Short problem — Scan the material below for lines with the word "minDCF" and report how many there are, with nothing added.

Supplied information —
========

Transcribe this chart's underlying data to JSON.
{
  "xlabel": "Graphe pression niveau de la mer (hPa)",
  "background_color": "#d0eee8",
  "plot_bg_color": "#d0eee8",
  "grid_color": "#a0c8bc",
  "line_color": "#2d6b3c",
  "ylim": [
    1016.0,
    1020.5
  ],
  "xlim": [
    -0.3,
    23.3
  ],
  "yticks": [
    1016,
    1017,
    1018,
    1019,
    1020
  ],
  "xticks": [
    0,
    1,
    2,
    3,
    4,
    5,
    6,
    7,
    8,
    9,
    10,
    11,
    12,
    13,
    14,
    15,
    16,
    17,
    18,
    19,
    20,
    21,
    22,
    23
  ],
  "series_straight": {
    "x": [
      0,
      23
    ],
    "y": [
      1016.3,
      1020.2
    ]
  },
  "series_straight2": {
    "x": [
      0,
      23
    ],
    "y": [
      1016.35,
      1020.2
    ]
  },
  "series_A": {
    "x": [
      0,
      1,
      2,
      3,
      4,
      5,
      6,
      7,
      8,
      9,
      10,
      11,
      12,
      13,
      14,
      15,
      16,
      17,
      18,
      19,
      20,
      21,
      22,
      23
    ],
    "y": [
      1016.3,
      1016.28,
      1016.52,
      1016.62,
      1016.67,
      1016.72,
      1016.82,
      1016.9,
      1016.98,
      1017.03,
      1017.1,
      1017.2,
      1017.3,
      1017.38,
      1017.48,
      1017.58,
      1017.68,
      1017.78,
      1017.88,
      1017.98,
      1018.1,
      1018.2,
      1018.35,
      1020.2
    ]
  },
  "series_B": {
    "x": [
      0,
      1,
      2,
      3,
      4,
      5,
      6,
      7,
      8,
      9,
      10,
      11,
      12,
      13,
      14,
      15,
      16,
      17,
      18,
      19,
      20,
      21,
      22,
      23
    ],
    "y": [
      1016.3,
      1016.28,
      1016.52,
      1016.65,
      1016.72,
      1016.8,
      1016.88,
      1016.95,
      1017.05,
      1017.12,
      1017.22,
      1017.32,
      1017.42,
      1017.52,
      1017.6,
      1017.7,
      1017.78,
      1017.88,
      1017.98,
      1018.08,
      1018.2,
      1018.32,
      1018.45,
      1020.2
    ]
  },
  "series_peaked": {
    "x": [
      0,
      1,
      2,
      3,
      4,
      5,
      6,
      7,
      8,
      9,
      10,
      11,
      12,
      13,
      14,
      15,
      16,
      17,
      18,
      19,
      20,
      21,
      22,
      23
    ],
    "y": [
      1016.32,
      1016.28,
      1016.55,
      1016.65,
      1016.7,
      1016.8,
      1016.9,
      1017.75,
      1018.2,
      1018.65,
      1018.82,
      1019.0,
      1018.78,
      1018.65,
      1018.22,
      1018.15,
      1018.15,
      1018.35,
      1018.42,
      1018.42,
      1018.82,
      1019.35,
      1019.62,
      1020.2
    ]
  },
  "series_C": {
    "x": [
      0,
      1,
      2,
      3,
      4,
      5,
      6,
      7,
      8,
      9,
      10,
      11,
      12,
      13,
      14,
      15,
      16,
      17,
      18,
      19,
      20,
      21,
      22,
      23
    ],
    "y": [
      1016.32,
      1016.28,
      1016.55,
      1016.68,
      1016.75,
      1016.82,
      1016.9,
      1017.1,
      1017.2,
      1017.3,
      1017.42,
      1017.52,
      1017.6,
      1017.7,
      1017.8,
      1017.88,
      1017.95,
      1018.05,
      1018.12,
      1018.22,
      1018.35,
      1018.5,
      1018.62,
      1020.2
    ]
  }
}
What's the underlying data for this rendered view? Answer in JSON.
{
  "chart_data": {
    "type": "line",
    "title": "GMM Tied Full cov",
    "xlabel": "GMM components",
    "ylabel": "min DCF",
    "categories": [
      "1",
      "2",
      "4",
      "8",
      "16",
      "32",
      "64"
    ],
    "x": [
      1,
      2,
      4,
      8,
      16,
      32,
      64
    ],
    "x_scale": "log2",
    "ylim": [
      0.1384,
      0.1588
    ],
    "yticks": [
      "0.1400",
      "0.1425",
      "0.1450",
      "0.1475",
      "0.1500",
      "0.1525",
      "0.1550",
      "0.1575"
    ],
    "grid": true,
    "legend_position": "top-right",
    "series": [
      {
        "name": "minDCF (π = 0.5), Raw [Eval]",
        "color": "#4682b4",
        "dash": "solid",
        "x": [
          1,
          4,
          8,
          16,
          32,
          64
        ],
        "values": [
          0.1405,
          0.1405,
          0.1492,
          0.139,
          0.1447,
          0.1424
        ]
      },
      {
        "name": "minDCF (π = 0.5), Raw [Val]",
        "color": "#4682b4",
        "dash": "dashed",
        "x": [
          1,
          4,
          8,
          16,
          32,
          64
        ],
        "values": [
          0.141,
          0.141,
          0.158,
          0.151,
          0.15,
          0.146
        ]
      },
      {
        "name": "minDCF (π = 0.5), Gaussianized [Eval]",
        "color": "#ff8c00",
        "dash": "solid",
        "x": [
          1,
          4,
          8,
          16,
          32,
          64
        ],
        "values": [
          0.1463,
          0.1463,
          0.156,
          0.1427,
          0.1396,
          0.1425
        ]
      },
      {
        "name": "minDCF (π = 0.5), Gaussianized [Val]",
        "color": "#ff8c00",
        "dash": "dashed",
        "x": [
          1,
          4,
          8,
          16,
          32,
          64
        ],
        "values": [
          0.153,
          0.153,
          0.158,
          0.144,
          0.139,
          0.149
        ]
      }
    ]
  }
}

========

Exercise result — 4